What the task requires: Go through the data below. Pull out every line that has the word "resting".

═════ Records provided ═════

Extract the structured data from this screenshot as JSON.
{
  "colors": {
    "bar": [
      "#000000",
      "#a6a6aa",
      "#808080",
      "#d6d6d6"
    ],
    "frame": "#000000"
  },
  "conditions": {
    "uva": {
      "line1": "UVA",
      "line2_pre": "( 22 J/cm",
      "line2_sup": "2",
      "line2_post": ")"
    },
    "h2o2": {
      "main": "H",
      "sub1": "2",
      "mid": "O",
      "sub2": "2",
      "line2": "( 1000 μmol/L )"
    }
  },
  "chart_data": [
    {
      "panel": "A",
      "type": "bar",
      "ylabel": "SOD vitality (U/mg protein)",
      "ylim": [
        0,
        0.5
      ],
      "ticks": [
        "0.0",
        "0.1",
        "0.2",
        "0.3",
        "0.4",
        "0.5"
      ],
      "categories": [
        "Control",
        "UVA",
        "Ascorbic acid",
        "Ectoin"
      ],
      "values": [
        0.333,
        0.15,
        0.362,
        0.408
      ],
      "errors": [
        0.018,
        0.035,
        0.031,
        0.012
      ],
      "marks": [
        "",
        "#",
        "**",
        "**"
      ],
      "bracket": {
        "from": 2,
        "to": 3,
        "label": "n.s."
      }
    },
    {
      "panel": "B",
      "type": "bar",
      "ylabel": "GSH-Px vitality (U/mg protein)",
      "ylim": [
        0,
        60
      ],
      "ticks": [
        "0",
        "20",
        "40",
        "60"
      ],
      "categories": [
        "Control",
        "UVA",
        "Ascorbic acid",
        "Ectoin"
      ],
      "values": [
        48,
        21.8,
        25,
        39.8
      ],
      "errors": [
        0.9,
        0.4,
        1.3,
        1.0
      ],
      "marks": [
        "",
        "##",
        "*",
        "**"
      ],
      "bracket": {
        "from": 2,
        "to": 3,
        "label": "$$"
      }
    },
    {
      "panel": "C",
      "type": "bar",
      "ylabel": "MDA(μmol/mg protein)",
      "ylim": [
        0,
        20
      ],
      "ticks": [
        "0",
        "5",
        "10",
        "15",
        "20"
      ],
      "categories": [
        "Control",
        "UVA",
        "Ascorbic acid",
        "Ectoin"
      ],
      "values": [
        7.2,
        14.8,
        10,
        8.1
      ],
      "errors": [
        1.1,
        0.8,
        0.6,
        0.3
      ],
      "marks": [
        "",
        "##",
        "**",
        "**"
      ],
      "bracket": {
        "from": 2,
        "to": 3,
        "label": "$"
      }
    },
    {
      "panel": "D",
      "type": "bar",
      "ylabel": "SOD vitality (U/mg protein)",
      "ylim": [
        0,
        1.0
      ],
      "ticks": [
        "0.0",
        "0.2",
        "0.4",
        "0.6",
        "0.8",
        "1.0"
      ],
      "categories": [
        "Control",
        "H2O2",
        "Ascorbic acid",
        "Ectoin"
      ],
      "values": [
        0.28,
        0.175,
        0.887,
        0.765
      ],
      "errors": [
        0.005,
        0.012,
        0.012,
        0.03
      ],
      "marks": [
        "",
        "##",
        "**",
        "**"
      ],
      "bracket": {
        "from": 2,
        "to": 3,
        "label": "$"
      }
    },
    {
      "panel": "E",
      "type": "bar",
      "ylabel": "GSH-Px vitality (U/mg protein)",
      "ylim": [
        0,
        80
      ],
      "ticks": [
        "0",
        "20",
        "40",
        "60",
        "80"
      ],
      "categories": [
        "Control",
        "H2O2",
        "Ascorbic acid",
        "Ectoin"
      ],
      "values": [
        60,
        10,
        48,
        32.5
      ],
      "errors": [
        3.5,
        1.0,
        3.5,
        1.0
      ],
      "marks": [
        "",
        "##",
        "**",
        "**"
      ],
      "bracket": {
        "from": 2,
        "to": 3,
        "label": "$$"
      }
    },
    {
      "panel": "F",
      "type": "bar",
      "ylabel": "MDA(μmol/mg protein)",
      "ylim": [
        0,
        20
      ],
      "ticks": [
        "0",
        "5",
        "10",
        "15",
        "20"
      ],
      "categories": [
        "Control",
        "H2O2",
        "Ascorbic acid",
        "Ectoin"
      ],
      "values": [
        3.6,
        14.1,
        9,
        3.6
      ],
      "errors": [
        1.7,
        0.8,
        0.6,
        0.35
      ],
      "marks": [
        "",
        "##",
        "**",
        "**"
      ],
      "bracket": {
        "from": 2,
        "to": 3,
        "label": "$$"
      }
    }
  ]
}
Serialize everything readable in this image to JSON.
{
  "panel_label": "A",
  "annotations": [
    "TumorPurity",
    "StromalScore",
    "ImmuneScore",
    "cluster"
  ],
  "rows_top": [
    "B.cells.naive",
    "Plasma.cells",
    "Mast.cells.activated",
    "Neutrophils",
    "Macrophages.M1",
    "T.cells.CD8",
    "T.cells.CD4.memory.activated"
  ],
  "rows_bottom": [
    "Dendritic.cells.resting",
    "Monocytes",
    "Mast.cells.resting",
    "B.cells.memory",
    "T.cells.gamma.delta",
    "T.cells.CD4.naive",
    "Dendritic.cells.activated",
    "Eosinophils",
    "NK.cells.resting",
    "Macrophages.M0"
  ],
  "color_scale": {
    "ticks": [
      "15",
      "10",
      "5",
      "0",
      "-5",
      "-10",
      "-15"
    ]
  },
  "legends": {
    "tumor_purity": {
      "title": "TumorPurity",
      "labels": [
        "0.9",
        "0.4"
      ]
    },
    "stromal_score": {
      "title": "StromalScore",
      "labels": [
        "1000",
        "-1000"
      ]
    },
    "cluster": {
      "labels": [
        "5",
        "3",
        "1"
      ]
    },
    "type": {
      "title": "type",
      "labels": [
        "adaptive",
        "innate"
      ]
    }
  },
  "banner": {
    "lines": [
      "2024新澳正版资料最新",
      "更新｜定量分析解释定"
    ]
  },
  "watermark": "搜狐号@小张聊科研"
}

═════

Solution to the exercise:
    "Dendritic.cells.resting",
    "Mast.cells.resting",
    "NK.cells.resting",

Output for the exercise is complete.